» **The problem**: Restate the whole listing word for word. Pictures are left out.

» **Excerpted records**:
* * * * *
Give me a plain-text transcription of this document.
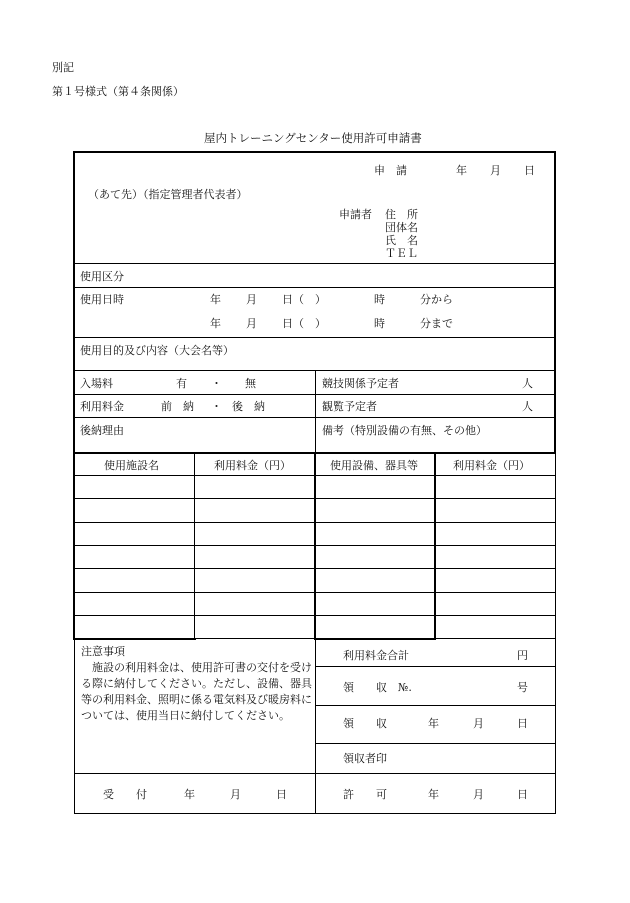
別記
第１号様式（第４条関係）
屋内トレーニングセンター使用許可申請書
申　請	年 月 日
（あて先）（指定管理者代表者）
申請者 住　所
団体名
氏　名
ＴＥＬ
使用区分
使用日時	年 月 日（　）	時	分から
年 月 日（　）	時	分まで
使用目的及び内容（大会名等）
入場料	有 ・ 無	競技関係予定者	人
利用料金	前　納 ・ 後　納	観覧予定者	人
後納理由	備考（特別設備の有無、その他）
使用施設名	利用料金（円）	使用設備、器具等	利用料金（円）
注意事項
施設の利用料金は、使用許可書の交付を受ける際に納付してください。ただし、設備、器具等の利用料金、照明に係る電気料及び暖房料については、使用当日に納付してください。
利用料金合計	円
領　　収　№.	号
領　　収	年	月	日
領収者印
受　　付	年	月	日	許　　可	年	月	日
* * * * *
» **Exercise output**:
Give me a plain-text transcription of this document.
別記
第１号様式（第４条関係）
屋内トレーニングセンター使用許可申請書
申　請	年 月 日
（あて先）（指定管理者代表者）
申請者 住　所
団体名
氏　名
ＴＥＬ
使用区分
使用日時	年 月 日（　）	時	分から
年 月 日（　）	時	分まで
使用目的及び内容（大会名等）
入場料	有 ・ 無	競技関係予定者	人
利用料金	前　納 ・ 後　納	観覧予定者	人
後納理由	備考（特別設備の有無、その他）
使用施設名	利用料金（円）	使用設備、器具等	利用料金（円）
注意事項
施設の利用料金は、使用許可書の交付を受ける際に納付してください。ただし、設備、器具等の利用料金、照明に係る電気料及び暖房料については、使用当日に納付してください。
利用料金合計	円
領　　収　№.	号
領　　収	年	月	日
領収者印
受　　付	年	月	日	許　　可	年	月	日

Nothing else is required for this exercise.